Written problem: Identify each line holding the string "المدرسي" and copy it.

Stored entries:
--

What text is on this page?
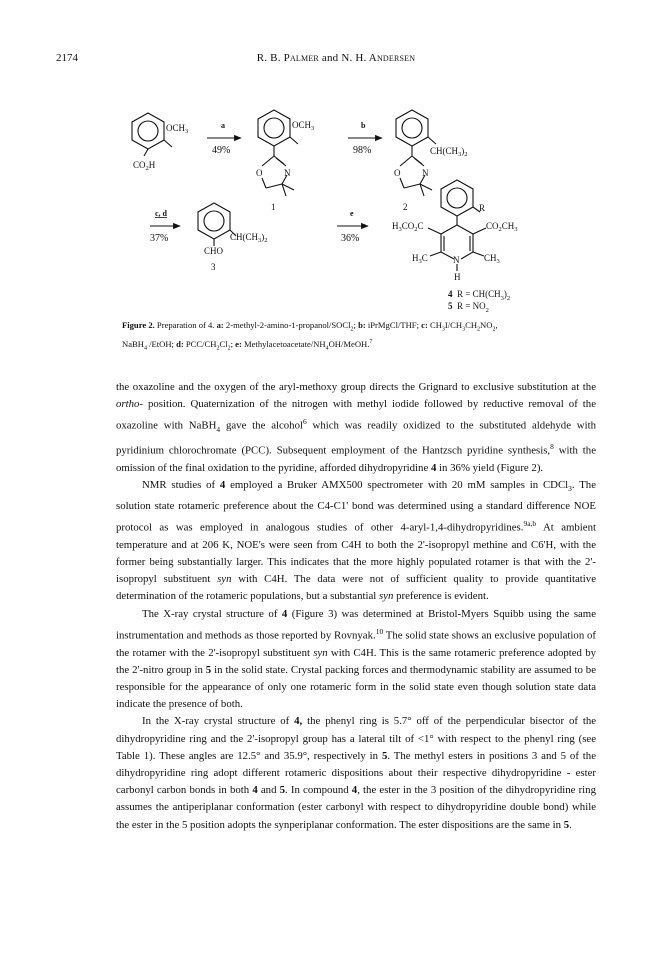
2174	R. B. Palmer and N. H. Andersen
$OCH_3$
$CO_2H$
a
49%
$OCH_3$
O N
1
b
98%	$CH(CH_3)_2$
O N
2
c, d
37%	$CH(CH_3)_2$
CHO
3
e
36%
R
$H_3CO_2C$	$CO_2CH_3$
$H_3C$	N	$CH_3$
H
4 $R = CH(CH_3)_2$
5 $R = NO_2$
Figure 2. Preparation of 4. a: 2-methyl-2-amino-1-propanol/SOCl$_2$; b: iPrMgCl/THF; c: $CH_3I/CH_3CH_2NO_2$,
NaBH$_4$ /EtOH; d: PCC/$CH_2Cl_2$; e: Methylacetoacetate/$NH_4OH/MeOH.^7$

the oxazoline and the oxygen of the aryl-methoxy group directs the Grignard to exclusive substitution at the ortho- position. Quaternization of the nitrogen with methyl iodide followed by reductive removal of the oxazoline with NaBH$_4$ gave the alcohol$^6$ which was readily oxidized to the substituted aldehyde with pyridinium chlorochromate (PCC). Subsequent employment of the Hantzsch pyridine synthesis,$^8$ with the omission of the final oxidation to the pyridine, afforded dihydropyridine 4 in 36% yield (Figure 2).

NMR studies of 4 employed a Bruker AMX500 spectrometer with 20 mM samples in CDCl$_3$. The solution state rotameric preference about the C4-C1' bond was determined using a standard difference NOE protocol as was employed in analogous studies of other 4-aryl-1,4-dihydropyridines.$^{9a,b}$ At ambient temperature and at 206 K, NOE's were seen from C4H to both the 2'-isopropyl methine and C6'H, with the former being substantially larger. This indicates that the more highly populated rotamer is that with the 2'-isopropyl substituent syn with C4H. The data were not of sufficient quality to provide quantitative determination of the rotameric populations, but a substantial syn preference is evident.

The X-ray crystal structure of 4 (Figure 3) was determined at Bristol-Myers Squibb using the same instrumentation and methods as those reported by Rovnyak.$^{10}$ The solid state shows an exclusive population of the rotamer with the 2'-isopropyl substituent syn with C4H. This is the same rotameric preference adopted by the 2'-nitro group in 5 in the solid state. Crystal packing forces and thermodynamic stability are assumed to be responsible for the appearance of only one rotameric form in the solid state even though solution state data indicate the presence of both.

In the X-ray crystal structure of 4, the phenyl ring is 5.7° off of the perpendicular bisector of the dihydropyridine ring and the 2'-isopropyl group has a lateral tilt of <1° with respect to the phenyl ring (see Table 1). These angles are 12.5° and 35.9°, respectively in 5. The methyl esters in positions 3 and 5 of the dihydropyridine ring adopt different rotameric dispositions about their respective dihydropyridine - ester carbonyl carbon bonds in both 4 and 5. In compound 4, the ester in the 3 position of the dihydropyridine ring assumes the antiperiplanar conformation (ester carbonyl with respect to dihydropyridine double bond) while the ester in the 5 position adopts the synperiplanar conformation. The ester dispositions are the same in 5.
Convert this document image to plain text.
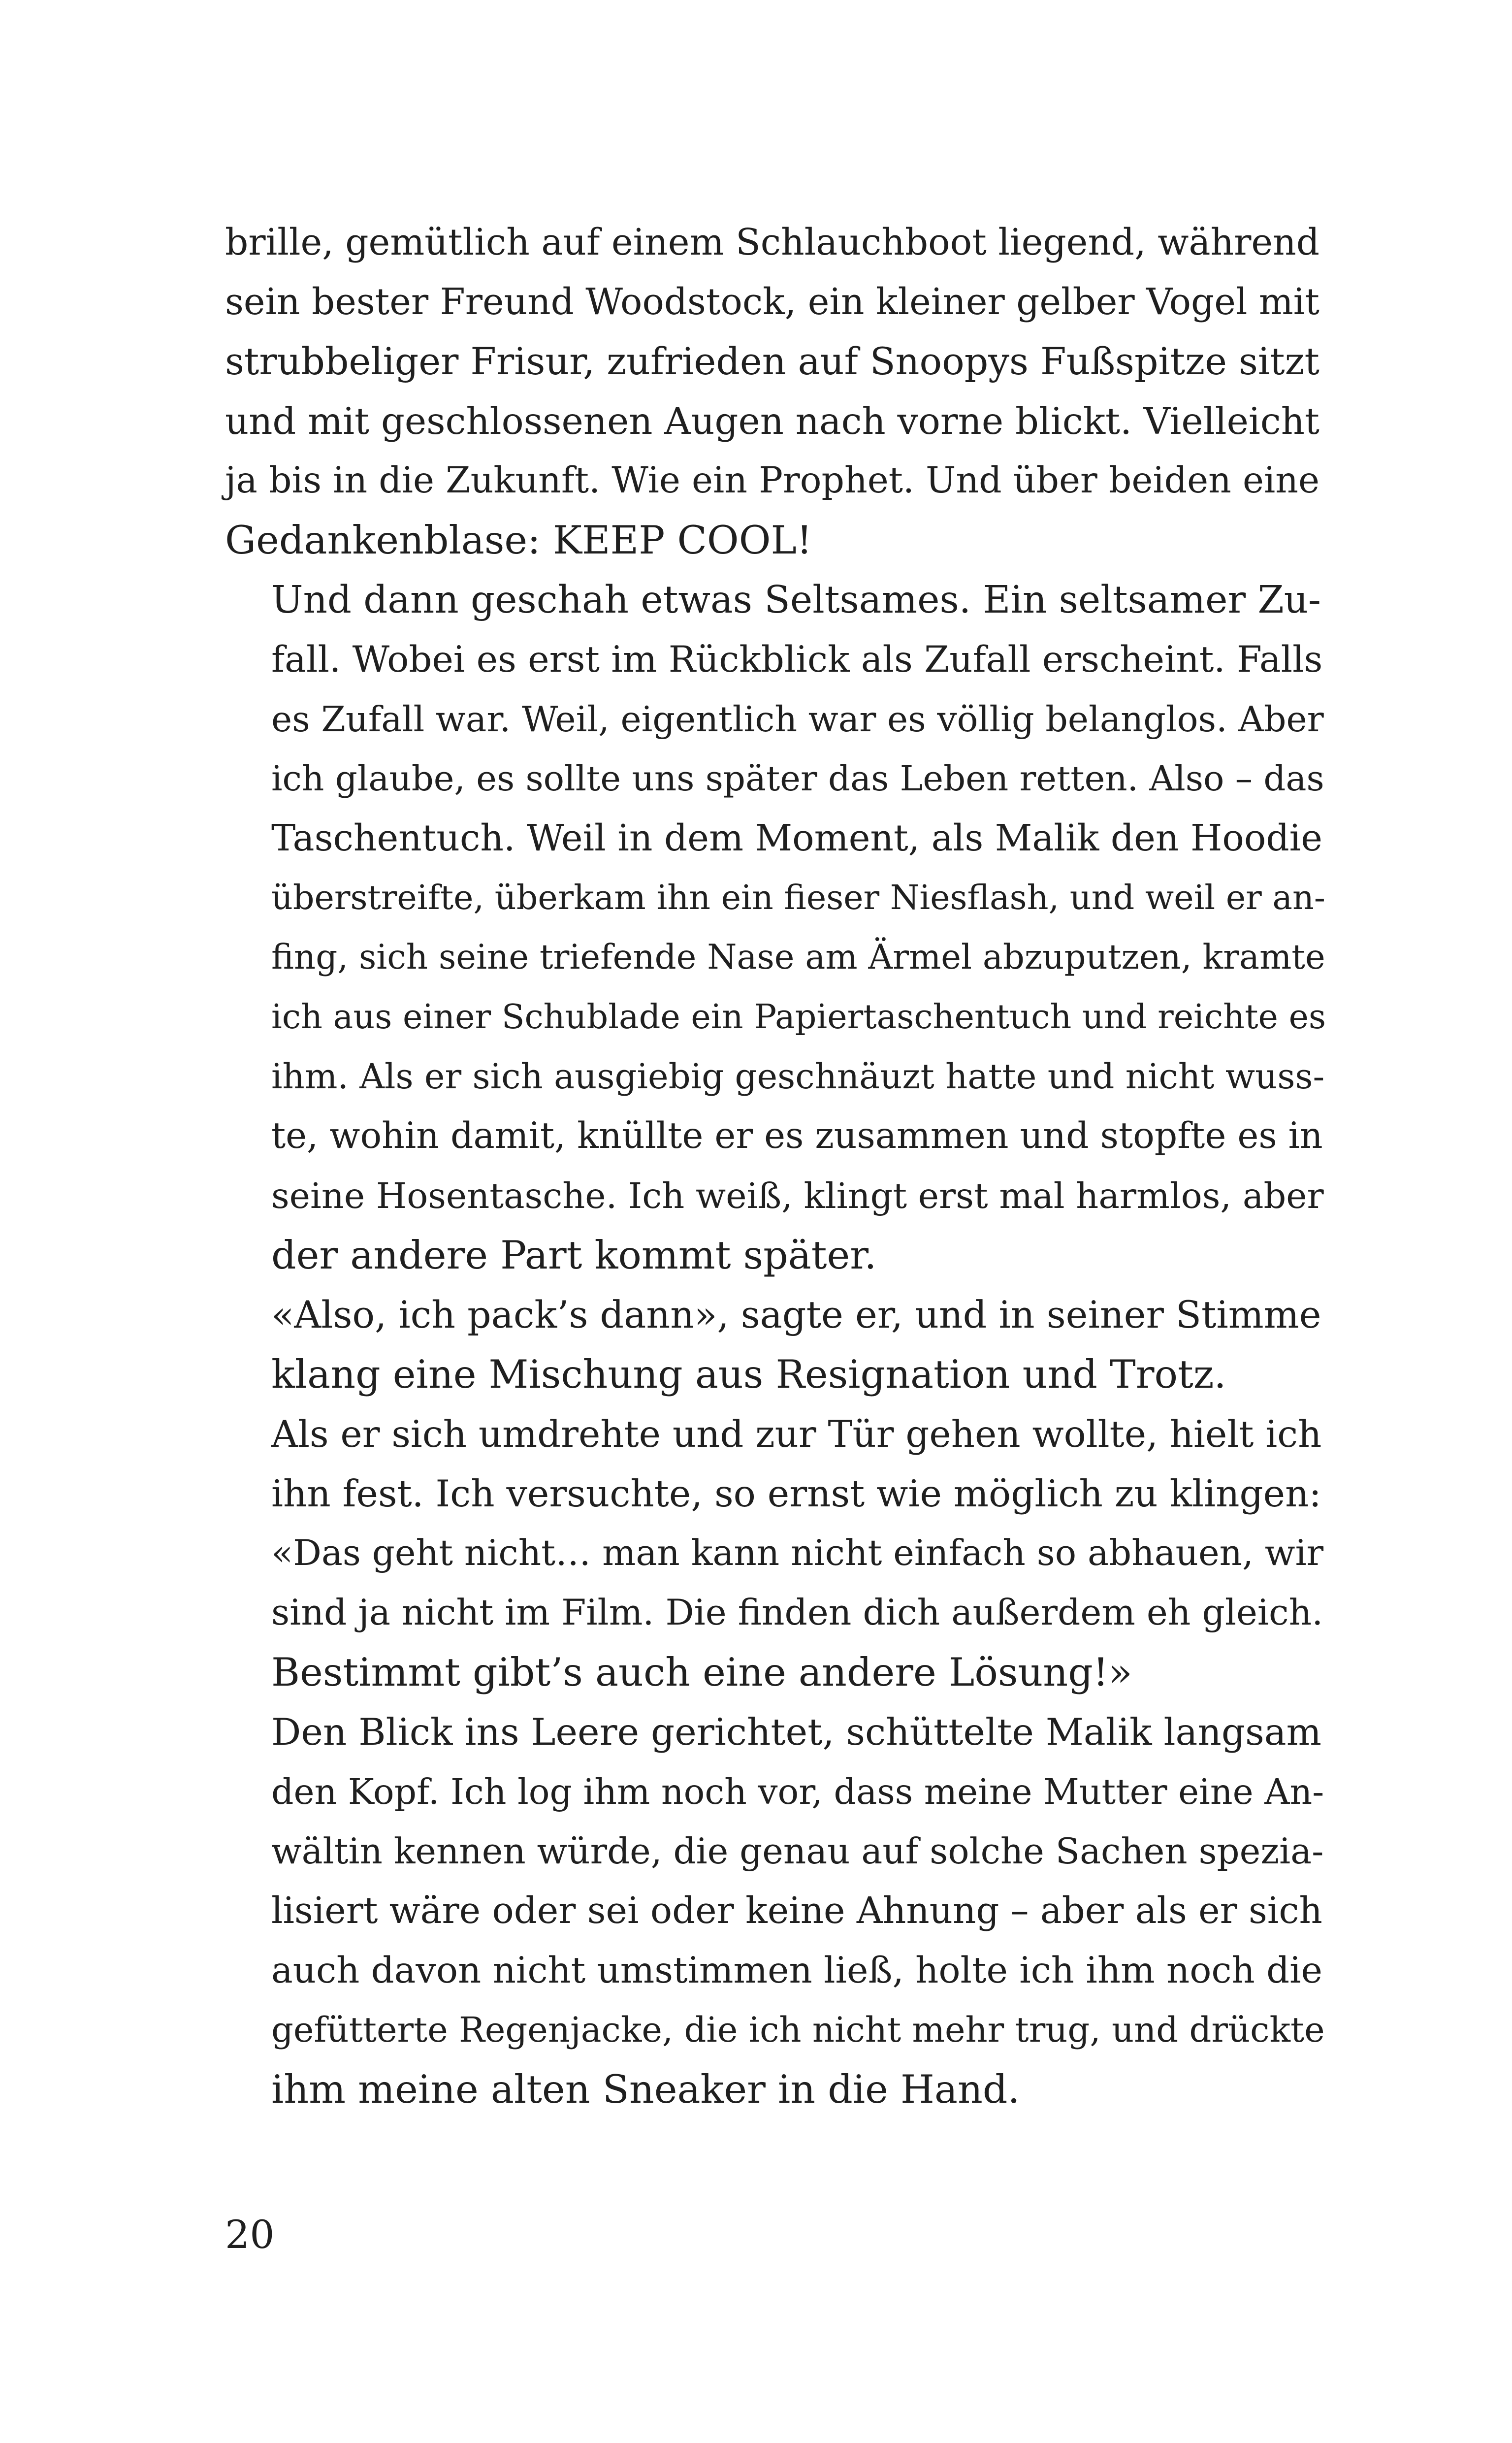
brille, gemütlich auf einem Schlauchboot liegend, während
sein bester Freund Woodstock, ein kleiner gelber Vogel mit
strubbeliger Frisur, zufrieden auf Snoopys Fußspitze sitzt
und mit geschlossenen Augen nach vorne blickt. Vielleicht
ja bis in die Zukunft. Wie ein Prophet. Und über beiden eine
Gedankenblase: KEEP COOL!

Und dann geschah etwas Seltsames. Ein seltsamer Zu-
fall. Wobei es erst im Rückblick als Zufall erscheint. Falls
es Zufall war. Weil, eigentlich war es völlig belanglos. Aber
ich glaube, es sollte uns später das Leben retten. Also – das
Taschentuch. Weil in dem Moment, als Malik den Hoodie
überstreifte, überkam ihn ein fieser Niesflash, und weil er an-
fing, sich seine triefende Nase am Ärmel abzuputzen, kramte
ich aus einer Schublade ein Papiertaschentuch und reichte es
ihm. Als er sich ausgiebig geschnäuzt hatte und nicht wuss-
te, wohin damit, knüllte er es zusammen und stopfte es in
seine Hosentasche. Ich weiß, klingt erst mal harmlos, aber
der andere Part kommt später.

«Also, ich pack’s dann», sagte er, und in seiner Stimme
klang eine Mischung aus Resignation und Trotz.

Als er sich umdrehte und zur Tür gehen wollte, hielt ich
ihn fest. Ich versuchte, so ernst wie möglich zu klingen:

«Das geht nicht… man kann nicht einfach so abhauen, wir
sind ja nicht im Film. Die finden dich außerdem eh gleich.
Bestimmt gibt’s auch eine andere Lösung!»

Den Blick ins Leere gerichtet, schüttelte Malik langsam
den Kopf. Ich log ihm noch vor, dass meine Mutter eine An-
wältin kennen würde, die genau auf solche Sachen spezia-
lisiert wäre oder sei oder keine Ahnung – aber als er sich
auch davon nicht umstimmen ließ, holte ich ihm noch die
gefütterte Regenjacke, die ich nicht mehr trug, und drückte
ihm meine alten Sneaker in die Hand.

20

--

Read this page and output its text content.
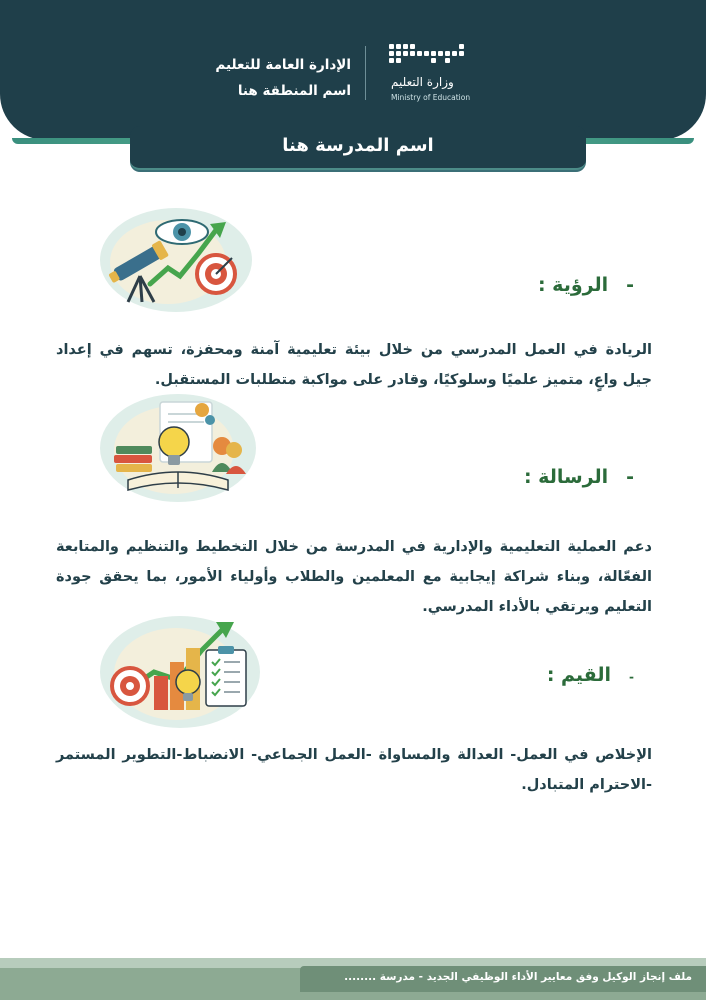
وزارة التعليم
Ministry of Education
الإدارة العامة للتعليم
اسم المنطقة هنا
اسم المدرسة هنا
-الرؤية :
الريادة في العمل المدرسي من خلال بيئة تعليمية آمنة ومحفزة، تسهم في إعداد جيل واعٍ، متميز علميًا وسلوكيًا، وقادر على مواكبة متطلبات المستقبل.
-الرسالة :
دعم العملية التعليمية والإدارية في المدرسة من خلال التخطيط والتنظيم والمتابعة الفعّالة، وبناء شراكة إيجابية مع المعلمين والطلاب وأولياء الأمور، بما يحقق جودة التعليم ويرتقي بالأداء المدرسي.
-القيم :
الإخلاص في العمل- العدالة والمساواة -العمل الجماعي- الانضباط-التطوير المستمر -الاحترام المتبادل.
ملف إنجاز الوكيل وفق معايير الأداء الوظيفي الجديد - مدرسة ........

--

Solution for this exercise:
الريادة في العمل المدرسي من خلال بيئة تعليمية آمنة ومحفزة، تسهم في إعداد جيل واعٍ، متميز علميًا وسلوكيًا، وقادر على مواكبة متطلبات المستقبل.
دعم العملية التعليمية والإدارية في المدرسة من خلال التخطيط والتنظيم والمتابعة الفعّالة، وبناء شراكة إيجابية مع المعلمين والطلاب وأولياء الأمور، بما يحقق جودة التعليم ويرتقي بالأداء المدرسي.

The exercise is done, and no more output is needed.